Oh and please do. Because I know he'll be talking about me. I already heard him start.

Fortunately I finally got to do a presentation since I won at Rock-Paper-Scissors. And it was a good presentation. And DAMN IT I DESERVED IT.

Christ almighty I hope it gets easier. I'm on all of the rest of my services this year with this character and we really need to work something out.

Any tips on being assertive? Not bullshit tips that I can't actually do like, "Oh you just have to speak up!" Or, "Tell the resident/attending/course director that this is a problem."

REAL TIPS PLEASE.

Saturday, April 05, 2008

Things about Psych

So, I like Psychiatry.

I like interviewing the patients, thinking about psychiatric illness, and the residents are enjoyable to be around most of the time.

I like psychopharmacology. I find it really interesting. Also the brain.

I like the fact that my longest day last week was Thursday which was 12.5 hours.... but ONLY because I was on call. And that all other days are from 8-5 or so.

I like that there is a surprisingly large amount of interaction between Psychiatry and the other services -- particularly Medicine, Ob/Gyn, and Transplant and that we talk about disease processes as they affect the entire body including the brain.

# Directions
Could you extract, word for word, the stretch of the blog excerpt from "Oh and please" through "REAL TIPS PLEASE."?

# Excerpted data
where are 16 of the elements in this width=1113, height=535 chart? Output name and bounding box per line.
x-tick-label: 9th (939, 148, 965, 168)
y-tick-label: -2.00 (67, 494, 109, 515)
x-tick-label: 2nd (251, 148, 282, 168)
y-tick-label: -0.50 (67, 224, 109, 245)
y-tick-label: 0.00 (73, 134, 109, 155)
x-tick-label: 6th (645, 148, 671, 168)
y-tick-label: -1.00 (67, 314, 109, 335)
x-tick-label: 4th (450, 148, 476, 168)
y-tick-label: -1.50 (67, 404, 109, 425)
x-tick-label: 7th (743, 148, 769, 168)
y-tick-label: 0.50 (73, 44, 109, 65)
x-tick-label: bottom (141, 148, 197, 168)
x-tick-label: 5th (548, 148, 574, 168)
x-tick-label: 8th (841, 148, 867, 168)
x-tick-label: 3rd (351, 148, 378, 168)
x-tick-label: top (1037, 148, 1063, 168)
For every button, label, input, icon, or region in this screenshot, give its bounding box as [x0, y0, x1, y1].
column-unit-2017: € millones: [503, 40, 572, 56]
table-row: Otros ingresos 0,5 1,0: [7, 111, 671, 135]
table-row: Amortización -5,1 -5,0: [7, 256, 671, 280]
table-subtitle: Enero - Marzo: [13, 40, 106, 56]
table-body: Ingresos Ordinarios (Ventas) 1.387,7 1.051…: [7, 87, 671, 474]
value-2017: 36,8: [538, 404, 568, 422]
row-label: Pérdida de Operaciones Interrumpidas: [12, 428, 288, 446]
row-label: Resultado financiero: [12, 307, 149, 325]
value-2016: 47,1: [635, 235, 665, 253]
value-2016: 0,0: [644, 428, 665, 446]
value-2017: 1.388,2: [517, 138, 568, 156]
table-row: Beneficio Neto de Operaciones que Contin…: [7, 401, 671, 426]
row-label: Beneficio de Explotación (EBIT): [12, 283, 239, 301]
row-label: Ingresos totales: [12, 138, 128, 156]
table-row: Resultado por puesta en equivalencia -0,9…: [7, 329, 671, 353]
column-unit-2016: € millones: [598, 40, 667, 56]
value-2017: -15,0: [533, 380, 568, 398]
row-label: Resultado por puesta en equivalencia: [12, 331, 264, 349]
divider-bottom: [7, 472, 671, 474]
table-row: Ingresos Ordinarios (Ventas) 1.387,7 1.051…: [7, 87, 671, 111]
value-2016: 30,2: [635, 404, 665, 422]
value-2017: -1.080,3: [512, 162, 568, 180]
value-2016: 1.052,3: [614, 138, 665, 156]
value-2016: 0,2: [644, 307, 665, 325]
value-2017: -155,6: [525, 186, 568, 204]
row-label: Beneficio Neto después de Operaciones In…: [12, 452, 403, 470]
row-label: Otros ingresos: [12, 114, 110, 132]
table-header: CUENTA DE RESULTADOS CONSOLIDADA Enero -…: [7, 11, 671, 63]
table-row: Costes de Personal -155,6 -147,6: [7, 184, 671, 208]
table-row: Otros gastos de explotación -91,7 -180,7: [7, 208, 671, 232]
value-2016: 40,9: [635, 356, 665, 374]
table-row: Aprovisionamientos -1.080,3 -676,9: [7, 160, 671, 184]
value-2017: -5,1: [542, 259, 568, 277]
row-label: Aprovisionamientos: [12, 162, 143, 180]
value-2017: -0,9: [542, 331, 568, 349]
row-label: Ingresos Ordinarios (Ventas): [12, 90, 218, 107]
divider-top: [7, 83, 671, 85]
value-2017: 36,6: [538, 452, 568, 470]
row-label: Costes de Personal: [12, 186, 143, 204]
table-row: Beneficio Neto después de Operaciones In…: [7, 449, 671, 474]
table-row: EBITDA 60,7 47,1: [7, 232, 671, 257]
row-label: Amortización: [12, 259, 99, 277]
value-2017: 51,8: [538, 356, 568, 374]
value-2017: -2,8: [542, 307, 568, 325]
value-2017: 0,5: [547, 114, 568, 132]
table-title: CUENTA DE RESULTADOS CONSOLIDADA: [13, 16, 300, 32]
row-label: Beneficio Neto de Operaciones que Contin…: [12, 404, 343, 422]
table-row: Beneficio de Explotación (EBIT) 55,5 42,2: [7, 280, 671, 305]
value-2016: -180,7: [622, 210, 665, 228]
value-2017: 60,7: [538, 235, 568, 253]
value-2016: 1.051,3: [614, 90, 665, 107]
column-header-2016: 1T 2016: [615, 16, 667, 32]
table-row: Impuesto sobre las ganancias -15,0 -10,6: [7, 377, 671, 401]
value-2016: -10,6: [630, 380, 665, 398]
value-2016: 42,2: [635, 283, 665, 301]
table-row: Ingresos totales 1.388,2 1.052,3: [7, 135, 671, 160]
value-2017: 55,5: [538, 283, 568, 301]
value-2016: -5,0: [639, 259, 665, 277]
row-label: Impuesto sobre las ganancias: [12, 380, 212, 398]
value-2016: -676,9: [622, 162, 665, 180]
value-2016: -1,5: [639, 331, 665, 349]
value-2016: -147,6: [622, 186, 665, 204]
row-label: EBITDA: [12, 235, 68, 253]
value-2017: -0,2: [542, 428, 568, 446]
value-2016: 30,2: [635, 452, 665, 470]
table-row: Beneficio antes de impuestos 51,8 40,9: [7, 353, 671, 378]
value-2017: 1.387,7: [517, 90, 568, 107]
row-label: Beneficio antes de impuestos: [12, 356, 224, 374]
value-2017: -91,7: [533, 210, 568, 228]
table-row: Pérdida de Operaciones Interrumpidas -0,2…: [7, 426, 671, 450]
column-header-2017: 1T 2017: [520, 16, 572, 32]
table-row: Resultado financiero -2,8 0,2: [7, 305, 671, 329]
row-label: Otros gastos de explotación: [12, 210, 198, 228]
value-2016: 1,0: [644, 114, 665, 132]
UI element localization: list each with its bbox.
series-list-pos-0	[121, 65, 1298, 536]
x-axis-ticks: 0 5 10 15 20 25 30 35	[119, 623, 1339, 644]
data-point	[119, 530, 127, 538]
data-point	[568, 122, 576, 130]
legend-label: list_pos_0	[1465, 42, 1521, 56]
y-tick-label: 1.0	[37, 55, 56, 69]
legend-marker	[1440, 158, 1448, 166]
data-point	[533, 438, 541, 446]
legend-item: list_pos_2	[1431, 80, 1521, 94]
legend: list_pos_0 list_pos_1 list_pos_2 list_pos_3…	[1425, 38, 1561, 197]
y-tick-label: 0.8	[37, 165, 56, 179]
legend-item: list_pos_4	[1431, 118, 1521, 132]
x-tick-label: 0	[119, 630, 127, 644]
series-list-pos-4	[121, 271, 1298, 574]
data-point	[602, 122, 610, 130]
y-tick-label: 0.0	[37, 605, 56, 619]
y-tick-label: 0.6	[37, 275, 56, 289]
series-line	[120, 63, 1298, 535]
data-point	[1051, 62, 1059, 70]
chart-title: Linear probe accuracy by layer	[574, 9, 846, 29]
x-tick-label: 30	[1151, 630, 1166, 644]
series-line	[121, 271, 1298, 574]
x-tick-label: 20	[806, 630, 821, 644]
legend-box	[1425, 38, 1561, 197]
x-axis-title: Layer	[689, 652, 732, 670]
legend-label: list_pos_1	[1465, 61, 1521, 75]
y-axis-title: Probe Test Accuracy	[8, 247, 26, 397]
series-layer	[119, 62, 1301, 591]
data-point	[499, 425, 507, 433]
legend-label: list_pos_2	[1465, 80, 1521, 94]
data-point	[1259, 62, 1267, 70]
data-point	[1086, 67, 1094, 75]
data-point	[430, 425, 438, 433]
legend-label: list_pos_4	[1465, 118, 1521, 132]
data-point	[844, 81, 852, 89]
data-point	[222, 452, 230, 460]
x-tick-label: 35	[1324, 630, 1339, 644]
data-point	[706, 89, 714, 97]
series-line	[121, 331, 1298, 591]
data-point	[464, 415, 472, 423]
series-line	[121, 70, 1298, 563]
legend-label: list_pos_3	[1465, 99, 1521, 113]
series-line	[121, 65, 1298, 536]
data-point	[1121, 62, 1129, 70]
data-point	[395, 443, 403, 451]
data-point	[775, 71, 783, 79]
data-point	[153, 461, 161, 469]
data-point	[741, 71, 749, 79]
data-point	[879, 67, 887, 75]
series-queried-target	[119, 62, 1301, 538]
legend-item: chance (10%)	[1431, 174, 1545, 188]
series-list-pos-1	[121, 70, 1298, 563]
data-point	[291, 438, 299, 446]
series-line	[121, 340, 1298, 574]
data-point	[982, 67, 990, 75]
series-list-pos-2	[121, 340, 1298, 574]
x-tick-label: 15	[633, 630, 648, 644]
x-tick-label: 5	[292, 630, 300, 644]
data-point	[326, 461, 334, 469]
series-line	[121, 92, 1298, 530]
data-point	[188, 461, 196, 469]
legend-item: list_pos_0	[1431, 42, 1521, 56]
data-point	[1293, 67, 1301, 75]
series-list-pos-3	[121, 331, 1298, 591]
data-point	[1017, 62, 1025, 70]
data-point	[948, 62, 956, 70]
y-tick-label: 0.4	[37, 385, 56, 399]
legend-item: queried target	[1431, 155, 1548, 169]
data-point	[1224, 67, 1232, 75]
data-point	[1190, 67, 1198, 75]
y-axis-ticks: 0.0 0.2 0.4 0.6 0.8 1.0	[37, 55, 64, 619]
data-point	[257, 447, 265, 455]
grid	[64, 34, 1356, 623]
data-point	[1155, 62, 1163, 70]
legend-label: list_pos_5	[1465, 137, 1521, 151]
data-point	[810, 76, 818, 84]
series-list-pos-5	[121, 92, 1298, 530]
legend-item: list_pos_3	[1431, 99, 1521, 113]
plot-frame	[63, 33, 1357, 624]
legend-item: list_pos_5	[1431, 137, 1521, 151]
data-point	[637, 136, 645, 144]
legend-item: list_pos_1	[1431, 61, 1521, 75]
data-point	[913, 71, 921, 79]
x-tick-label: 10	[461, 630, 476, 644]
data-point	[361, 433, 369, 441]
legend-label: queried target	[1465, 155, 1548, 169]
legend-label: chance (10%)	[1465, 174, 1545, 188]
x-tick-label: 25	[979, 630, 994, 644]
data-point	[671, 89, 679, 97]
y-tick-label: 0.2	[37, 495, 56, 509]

# Result for this exercise
Oh and please do. Because I know he'll be talking about me. I already heard him start.

Fortunately I finally got to do a presentation since I won at Rock-Paper-Scissors. And it was a good presentation. And DAMN IT I DESERVED IT.

Christ almighty I hope it gets easier. I'm on all of the rest of my services this year with this character and we really need to work something out.

Any tips on being assertive? Not bullshit tips that I can't actually do like, "Oh you just have to speak up!" Or, "Tell the resident/attending/course director that this is a problem."

REAL TIPS PLEASE.